#### [Stated exercise]
Copy out all lines where "JSON" appears.

#### [Given data]
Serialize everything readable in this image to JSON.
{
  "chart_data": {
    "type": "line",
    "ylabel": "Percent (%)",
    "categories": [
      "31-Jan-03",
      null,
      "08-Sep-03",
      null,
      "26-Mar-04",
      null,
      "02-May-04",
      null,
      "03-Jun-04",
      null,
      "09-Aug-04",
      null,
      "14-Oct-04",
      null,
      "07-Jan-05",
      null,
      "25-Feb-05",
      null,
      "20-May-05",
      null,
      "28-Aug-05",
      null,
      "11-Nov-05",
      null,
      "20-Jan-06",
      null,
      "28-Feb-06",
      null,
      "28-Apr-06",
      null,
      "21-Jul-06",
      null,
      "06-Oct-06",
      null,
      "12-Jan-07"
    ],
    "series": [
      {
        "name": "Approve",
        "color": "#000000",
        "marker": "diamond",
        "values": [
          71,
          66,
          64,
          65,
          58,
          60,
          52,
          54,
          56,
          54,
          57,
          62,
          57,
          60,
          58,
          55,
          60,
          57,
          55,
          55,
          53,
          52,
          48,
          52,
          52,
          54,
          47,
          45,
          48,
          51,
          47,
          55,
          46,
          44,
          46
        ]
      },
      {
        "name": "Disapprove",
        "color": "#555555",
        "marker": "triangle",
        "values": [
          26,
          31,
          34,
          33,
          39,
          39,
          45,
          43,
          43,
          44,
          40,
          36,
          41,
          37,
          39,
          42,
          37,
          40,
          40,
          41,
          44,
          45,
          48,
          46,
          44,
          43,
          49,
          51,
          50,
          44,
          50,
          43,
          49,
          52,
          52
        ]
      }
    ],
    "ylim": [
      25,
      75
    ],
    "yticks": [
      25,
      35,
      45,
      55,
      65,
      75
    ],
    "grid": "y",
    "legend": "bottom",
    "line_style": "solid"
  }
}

==

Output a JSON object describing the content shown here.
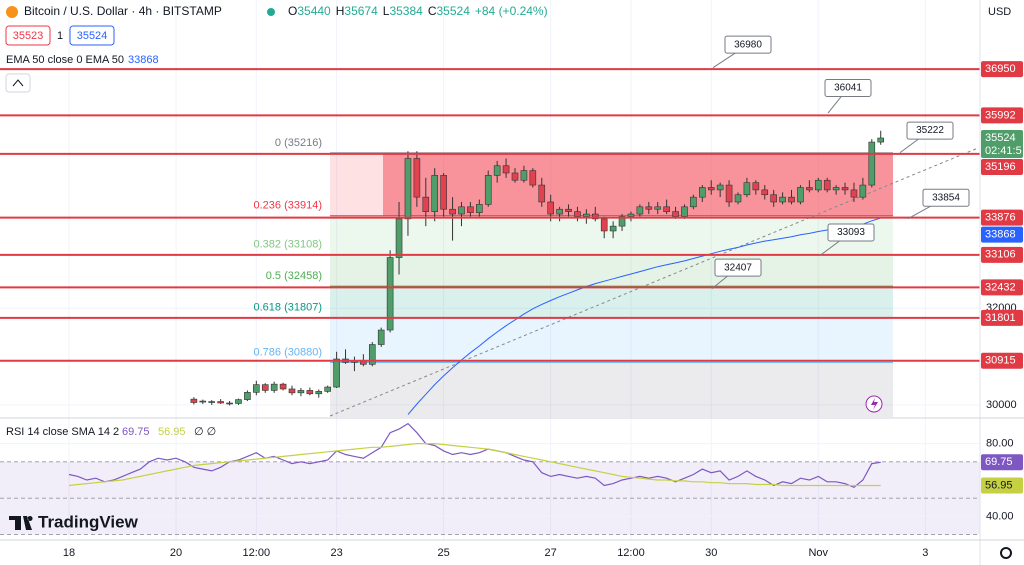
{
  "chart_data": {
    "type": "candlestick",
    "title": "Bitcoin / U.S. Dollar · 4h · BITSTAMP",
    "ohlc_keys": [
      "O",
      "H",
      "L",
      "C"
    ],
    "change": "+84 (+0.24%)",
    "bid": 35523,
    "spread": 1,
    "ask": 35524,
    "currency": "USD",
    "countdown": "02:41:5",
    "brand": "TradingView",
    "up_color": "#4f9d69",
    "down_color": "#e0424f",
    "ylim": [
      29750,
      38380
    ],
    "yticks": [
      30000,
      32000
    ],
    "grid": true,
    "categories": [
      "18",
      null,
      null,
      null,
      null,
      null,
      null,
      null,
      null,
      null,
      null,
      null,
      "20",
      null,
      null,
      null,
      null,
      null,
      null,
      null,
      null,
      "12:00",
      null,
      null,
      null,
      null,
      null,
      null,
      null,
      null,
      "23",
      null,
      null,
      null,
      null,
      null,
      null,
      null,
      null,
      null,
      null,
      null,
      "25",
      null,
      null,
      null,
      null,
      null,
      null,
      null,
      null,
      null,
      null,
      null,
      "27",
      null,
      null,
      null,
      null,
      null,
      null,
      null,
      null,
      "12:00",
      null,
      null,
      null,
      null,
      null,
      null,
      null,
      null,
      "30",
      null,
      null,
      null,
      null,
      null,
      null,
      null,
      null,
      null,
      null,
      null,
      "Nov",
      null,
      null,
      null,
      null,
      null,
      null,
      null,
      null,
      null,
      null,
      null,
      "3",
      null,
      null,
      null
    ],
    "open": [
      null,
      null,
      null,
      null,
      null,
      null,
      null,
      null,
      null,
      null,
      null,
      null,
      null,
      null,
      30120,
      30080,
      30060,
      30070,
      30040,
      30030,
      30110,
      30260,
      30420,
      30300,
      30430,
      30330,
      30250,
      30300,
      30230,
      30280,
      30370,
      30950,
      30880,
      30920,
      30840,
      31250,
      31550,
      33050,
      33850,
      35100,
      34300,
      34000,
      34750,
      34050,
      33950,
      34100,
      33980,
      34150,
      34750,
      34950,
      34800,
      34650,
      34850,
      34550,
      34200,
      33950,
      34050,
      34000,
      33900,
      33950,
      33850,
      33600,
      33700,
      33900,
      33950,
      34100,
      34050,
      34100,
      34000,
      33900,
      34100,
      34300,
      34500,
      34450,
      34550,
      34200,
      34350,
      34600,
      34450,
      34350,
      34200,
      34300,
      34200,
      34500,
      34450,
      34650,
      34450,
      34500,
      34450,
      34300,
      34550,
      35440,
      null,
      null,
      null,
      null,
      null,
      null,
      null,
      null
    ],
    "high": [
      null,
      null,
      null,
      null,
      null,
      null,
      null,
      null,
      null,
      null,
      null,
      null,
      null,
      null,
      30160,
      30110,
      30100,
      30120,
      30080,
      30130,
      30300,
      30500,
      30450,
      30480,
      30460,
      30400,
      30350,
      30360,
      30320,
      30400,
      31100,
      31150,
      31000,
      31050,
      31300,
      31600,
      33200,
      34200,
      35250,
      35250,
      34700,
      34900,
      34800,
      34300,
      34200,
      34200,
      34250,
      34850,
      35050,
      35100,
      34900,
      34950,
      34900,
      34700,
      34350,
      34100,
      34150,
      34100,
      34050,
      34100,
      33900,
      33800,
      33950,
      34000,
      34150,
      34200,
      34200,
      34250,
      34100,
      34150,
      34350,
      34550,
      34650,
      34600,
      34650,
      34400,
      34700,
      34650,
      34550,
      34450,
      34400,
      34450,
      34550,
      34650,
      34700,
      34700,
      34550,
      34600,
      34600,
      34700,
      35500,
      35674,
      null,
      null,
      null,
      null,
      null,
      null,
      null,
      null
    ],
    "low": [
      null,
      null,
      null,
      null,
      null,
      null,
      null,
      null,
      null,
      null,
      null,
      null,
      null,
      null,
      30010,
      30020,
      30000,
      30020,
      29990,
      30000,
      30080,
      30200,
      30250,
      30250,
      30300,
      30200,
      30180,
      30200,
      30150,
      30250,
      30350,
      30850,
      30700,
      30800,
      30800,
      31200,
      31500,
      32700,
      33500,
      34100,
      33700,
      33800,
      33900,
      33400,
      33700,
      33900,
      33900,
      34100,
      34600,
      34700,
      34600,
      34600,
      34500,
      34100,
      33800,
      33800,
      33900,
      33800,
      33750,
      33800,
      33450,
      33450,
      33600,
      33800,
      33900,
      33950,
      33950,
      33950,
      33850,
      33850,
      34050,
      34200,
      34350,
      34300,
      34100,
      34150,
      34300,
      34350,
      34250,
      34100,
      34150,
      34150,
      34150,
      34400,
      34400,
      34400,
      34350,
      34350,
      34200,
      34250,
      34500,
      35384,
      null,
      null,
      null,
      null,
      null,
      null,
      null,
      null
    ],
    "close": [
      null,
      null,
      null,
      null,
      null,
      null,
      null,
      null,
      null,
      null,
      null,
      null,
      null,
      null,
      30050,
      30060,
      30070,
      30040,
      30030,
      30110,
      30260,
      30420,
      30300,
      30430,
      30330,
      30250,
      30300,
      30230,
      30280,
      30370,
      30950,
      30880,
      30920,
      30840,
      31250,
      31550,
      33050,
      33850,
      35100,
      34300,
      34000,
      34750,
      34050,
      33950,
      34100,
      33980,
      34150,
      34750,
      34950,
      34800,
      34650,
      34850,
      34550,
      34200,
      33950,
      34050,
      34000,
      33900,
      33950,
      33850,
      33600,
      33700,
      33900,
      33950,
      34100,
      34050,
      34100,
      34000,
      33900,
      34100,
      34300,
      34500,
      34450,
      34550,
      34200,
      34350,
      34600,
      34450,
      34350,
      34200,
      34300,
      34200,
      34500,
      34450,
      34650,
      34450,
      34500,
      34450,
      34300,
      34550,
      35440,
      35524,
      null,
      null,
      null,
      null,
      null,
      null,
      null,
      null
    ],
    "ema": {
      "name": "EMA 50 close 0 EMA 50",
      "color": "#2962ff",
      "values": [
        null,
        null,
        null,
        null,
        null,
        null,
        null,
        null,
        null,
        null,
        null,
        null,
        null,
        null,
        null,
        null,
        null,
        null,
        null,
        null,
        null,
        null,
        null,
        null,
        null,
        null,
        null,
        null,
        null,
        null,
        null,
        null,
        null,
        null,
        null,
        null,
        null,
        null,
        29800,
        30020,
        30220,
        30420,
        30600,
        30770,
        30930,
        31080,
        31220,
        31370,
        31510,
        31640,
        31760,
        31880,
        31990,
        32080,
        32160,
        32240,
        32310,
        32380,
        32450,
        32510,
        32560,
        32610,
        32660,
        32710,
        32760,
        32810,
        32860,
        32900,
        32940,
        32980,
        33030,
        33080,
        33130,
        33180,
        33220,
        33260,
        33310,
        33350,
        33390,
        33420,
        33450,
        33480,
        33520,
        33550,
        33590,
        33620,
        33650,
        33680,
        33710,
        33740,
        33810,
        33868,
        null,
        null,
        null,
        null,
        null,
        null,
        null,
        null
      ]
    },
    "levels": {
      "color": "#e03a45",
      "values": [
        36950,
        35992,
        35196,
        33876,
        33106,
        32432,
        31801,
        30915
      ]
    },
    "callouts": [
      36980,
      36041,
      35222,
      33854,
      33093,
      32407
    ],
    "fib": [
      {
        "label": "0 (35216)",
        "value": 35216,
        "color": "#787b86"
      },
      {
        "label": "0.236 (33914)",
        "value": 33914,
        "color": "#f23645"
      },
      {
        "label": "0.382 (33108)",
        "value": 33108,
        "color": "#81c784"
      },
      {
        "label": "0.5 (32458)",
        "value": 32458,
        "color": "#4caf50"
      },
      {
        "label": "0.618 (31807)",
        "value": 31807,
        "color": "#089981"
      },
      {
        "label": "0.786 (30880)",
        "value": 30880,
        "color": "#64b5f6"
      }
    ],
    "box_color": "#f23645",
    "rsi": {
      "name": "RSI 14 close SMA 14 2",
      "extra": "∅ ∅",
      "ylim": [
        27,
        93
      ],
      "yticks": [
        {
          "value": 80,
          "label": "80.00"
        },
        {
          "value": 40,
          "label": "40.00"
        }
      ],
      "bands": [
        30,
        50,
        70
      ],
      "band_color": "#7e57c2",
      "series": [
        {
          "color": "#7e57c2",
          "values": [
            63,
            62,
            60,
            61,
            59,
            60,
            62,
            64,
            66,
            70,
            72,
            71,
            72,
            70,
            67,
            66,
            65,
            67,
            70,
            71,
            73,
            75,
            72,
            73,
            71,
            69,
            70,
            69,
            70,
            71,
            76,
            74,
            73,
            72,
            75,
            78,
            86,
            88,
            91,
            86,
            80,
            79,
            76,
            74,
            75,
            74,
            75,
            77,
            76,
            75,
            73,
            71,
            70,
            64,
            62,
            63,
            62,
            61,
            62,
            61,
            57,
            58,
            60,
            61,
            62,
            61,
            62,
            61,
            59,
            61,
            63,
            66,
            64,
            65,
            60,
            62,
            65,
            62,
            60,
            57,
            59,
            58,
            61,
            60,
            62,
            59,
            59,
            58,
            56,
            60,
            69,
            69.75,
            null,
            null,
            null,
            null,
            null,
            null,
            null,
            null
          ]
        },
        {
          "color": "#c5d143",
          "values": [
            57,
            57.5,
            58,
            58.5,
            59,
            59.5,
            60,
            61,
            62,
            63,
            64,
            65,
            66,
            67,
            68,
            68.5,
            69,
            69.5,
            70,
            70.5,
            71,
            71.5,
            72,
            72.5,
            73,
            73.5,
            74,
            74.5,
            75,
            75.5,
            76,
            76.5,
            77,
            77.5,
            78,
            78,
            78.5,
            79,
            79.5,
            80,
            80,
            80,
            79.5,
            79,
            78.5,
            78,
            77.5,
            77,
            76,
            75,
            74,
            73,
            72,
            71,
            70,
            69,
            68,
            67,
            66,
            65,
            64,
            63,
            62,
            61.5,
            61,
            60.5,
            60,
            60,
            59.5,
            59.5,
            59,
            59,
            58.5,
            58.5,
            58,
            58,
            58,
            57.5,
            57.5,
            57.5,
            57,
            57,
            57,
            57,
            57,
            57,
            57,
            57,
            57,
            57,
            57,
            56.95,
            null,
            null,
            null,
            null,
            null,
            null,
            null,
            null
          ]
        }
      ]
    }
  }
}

#### [Task solution]
Serialize everything readable in this image to JSON.
Output a JSON object describing the content shown here.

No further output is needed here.